+++ Dataset entries +++

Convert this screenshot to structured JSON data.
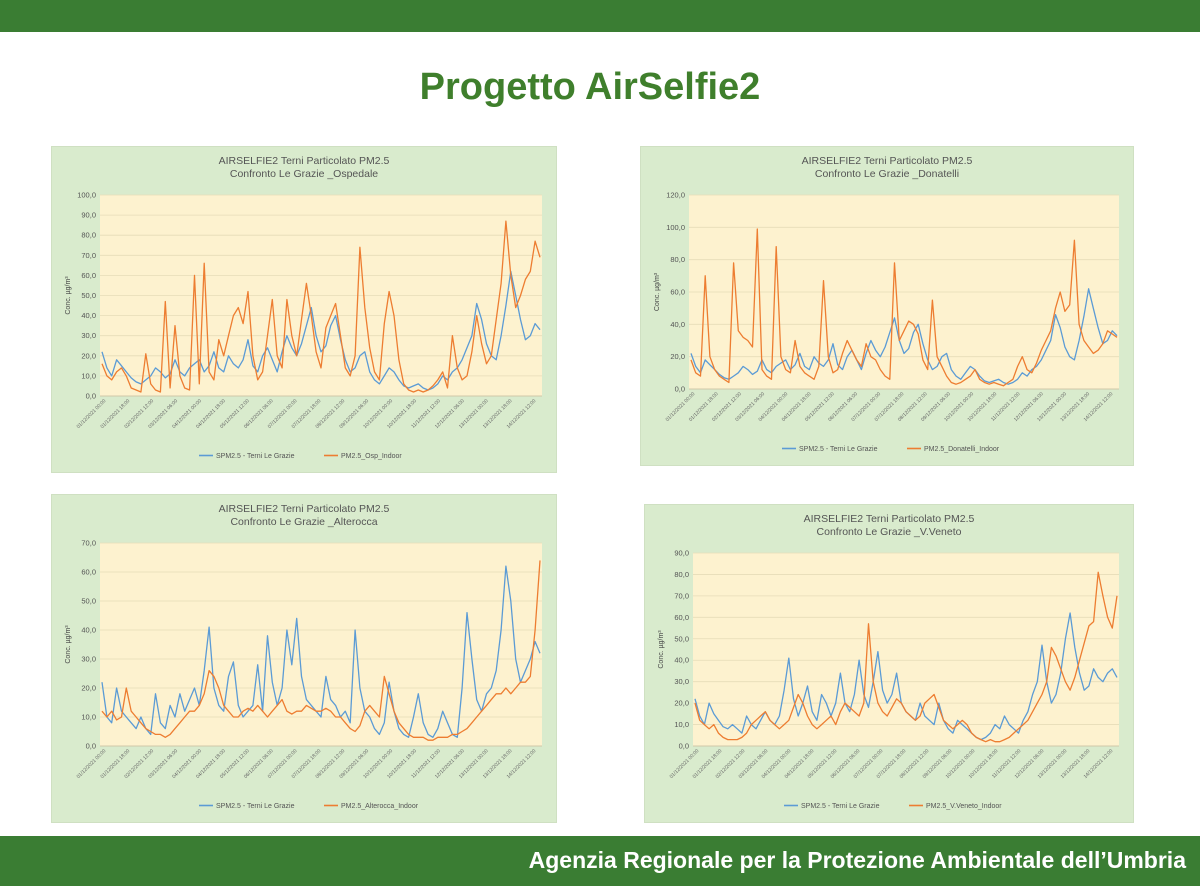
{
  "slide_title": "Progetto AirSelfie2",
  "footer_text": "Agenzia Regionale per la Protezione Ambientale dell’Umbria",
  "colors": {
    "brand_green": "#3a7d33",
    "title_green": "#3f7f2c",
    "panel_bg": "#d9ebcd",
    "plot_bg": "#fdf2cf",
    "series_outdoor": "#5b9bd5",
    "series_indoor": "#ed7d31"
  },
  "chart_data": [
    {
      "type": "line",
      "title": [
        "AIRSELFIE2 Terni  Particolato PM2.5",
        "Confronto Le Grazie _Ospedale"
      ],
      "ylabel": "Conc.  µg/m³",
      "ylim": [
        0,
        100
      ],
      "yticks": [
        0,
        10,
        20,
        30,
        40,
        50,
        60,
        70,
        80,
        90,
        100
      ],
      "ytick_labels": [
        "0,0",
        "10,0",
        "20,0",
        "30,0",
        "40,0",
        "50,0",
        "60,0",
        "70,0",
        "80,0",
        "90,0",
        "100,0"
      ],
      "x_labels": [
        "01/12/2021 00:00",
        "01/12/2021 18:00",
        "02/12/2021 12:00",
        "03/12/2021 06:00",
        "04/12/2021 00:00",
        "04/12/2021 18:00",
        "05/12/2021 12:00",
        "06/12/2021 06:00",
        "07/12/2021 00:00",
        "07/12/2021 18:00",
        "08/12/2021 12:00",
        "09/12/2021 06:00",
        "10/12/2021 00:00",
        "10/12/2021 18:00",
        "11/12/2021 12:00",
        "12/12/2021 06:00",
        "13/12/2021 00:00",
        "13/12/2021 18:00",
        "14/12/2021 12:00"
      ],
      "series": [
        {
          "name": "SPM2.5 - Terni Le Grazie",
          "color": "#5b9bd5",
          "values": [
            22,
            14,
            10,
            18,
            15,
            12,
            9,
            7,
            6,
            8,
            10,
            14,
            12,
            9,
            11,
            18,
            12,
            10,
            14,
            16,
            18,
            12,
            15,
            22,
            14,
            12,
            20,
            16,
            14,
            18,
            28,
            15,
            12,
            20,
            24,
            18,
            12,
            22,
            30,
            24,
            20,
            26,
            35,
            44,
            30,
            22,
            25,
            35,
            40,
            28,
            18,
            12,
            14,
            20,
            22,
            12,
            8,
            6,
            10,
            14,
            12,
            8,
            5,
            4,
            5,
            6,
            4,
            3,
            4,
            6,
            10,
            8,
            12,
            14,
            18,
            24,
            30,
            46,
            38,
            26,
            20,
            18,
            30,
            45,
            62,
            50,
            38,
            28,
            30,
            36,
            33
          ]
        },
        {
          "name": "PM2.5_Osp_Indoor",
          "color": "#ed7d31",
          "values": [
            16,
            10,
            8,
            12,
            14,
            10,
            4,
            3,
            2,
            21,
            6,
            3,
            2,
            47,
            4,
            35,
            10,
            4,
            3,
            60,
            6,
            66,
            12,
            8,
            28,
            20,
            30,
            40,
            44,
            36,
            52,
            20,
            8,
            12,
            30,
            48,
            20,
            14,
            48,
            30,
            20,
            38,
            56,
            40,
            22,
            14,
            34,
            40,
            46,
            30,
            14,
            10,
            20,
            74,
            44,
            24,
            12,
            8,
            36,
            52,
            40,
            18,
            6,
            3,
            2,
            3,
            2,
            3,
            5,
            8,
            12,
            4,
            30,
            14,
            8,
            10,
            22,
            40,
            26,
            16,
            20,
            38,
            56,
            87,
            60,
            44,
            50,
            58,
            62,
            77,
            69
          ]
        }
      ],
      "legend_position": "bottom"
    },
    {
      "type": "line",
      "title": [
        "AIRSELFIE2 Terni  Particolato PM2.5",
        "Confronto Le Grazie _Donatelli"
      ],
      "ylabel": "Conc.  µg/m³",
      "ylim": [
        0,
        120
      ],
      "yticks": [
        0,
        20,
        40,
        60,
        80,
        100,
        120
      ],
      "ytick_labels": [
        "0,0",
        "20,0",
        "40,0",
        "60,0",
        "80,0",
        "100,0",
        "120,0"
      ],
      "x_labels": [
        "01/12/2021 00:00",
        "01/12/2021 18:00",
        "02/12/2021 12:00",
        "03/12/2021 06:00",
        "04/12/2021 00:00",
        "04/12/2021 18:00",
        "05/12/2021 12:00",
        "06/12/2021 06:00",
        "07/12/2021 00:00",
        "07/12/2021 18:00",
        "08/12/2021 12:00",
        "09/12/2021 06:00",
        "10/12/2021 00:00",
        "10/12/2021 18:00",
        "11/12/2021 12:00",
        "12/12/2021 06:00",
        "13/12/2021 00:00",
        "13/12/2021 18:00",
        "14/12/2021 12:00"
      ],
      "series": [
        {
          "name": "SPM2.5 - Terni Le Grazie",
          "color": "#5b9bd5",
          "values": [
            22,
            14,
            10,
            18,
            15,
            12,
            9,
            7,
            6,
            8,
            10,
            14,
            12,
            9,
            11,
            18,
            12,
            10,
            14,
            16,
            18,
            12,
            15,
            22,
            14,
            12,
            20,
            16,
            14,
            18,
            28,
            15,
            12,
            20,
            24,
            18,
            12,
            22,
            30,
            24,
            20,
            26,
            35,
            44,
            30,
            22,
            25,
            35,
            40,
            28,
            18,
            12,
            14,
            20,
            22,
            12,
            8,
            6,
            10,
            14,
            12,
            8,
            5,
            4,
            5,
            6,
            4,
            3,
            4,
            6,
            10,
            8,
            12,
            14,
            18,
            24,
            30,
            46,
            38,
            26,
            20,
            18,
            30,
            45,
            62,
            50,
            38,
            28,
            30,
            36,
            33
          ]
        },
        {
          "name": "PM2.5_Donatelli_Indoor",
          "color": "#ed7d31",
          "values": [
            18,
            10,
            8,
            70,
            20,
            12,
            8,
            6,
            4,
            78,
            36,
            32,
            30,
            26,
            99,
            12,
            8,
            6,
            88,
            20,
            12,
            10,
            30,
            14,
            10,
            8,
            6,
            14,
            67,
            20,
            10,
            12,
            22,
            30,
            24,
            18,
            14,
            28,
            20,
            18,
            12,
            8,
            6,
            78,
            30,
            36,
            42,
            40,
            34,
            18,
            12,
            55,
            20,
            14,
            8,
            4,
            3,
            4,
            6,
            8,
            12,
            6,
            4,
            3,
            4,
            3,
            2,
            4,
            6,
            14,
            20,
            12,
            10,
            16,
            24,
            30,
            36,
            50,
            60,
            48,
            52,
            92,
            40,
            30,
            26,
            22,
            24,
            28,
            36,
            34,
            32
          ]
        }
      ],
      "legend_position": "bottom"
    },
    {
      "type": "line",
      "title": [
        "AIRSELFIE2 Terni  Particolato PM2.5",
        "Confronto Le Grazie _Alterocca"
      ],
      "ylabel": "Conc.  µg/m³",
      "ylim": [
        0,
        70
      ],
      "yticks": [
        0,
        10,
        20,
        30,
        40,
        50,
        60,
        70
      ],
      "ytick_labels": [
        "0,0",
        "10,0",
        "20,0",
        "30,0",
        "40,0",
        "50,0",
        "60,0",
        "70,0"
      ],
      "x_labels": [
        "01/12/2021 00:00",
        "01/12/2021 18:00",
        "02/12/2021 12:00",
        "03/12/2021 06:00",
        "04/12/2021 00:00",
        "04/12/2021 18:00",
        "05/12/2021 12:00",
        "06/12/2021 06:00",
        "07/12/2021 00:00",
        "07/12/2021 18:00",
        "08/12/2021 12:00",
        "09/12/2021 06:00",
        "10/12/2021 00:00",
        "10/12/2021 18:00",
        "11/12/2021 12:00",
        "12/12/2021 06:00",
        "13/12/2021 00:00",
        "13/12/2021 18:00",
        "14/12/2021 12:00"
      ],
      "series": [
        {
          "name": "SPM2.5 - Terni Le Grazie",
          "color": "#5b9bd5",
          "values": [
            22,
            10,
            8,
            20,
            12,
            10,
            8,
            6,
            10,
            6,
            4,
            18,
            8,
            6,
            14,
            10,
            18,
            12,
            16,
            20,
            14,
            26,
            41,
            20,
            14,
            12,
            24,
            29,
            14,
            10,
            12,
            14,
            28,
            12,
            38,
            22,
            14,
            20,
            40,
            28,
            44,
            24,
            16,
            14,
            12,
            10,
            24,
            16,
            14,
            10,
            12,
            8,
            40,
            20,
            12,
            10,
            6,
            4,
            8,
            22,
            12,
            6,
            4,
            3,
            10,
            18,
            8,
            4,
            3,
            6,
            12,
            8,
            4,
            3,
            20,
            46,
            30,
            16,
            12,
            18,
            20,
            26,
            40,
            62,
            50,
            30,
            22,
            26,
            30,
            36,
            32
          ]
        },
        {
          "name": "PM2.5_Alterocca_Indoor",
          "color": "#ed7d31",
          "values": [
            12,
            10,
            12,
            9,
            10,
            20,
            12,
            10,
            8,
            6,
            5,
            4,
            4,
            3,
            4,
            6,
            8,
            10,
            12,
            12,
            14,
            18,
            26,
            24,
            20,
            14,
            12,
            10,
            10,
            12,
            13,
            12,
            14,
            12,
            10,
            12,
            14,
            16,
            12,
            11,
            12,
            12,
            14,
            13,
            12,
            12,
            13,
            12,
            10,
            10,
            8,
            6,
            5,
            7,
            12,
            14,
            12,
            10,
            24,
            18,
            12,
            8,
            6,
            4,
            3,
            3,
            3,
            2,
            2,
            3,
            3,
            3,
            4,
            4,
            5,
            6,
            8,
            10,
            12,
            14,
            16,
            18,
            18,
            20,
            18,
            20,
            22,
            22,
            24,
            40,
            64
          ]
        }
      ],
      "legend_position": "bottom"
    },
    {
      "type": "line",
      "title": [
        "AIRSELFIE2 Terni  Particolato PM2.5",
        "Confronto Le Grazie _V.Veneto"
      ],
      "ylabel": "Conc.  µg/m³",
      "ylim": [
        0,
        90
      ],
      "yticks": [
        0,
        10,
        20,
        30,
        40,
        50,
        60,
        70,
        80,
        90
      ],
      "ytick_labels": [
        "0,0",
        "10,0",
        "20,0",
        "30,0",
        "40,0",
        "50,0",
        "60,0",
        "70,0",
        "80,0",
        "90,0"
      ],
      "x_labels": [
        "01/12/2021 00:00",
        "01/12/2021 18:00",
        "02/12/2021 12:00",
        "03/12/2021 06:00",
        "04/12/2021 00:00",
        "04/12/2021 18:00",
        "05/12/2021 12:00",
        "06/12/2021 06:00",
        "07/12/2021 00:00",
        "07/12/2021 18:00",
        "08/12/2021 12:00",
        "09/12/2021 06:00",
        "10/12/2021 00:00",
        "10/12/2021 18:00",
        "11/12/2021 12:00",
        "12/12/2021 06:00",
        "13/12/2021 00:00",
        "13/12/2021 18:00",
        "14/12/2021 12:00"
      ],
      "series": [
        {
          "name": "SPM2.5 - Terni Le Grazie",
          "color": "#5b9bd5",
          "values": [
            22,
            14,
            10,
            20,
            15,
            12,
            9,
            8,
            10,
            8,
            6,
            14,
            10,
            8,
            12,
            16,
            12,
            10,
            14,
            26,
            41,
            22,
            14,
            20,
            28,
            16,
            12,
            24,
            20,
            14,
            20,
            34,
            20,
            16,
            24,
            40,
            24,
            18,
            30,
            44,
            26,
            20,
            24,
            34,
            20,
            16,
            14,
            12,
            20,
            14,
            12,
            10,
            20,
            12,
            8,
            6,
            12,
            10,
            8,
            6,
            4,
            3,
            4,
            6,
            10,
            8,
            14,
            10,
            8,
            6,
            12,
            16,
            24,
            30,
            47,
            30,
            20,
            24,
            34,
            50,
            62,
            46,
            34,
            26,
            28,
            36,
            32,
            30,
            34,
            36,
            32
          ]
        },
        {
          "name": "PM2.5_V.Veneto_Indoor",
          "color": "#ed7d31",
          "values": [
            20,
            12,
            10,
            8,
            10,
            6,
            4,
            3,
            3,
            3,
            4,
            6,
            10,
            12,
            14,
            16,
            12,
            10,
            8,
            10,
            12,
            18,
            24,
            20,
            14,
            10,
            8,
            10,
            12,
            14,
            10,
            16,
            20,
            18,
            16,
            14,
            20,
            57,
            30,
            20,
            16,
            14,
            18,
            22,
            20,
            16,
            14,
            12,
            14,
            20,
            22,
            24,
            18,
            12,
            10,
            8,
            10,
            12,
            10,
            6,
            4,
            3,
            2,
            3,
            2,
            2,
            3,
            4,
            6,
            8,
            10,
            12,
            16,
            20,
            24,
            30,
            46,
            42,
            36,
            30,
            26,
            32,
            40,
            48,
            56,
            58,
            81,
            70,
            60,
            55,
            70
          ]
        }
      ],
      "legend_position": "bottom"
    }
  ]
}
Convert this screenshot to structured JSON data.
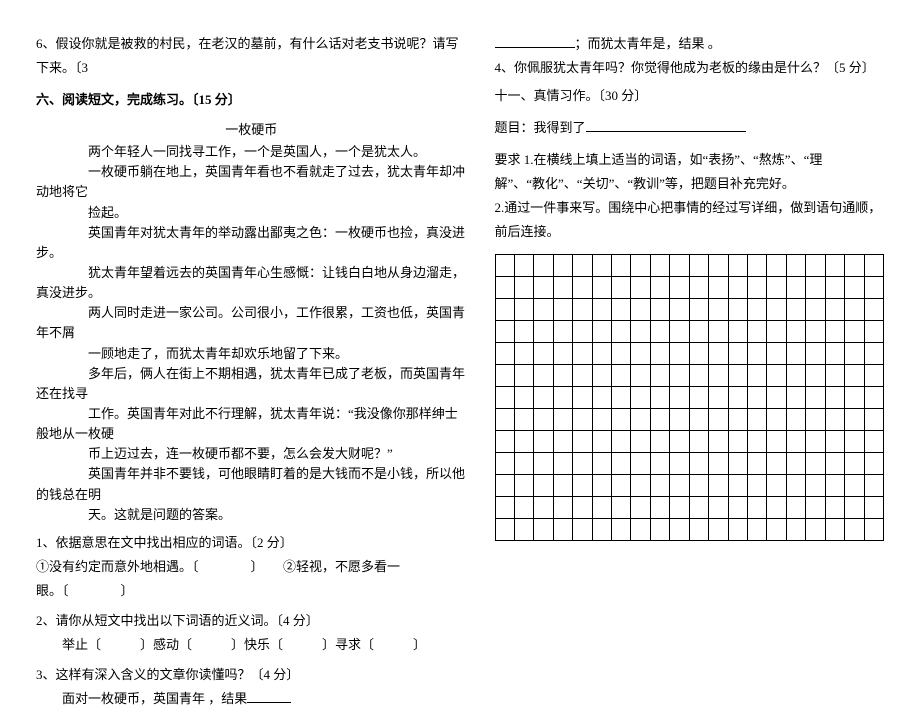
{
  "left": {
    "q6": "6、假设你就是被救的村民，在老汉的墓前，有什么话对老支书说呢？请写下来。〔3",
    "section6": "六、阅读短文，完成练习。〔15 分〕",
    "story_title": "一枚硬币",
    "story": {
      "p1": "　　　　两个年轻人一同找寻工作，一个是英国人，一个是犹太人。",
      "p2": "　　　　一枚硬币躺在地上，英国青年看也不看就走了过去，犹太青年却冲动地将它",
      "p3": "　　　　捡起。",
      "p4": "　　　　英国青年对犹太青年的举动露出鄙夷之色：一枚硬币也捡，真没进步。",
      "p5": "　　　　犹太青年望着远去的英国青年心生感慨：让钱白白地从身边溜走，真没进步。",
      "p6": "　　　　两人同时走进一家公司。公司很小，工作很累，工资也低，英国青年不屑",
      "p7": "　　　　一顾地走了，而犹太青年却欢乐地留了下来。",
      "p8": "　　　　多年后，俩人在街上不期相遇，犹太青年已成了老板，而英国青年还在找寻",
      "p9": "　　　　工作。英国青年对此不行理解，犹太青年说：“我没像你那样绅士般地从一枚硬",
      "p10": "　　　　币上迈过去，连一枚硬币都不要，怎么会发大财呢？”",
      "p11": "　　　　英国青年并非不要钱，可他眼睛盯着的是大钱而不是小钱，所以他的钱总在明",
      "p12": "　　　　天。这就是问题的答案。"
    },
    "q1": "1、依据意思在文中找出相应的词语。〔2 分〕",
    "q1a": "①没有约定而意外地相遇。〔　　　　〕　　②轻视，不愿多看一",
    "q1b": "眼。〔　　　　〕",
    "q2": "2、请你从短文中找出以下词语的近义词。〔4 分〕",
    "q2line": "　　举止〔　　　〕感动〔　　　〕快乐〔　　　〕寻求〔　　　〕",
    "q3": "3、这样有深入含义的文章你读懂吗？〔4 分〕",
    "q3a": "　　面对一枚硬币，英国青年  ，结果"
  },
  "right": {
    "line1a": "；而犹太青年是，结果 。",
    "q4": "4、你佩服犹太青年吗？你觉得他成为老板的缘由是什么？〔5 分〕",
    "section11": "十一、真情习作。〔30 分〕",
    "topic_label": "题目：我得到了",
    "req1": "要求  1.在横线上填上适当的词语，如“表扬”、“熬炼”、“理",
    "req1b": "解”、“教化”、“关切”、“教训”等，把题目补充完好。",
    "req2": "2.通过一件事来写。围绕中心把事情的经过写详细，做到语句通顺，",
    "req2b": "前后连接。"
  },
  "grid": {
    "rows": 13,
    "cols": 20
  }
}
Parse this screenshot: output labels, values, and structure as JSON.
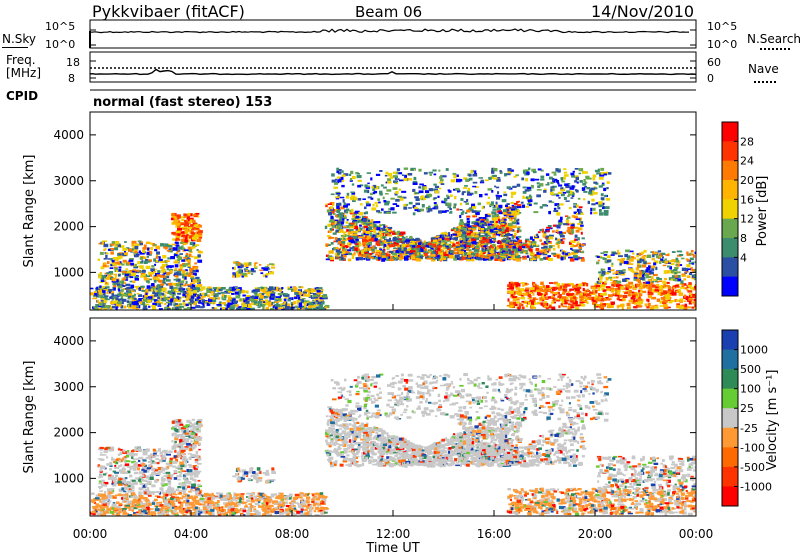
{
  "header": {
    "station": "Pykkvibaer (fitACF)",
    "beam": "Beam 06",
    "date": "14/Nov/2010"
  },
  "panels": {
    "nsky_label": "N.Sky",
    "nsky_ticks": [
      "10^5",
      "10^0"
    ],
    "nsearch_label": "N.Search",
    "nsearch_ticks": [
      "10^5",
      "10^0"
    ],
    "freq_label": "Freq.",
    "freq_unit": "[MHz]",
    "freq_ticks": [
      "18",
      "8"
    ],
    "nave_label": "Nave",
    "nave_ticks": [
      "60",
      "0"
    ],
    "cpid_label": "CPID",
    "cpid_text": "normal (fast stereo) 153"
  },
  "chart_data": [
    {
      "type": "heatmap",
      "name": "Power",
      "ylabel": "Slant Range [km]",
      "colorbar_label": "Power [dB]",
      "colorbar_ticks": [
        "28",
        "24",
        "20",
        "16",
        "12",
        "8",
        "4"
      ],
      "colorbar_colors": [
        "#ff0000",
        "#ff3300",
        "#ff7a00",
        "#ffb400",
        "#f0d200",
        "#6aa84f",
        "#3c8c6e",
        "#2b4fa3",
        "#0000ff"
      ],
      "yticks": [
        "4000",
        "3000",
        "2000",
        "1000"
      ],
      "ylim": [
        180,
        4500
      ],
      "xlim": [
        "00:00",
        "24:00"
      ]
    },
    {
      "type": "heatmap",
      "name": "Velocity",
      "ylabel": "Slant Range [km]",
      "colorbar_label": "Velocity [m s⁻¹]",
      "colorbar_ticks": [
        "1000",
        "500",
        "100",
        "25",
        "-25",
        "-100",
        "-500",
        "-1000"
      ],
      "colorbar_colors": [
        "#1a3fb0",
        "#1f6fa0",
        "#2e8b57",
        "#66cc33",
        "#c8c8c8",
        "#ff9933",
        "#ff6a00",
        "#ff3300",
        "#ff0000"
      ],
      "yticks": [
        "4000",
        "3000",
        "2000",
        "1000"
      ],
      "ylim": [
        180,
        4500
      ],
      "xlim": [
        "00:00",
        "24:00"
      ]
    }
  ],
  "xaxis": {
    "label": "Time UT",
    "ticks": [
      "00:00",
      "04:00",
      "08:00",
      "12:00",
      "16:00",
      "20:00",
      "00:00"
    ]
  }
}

+++

- Exercise details:
Of the lines above, how many hold the string "name"? Answer with only the number.

- Solved exercise:
10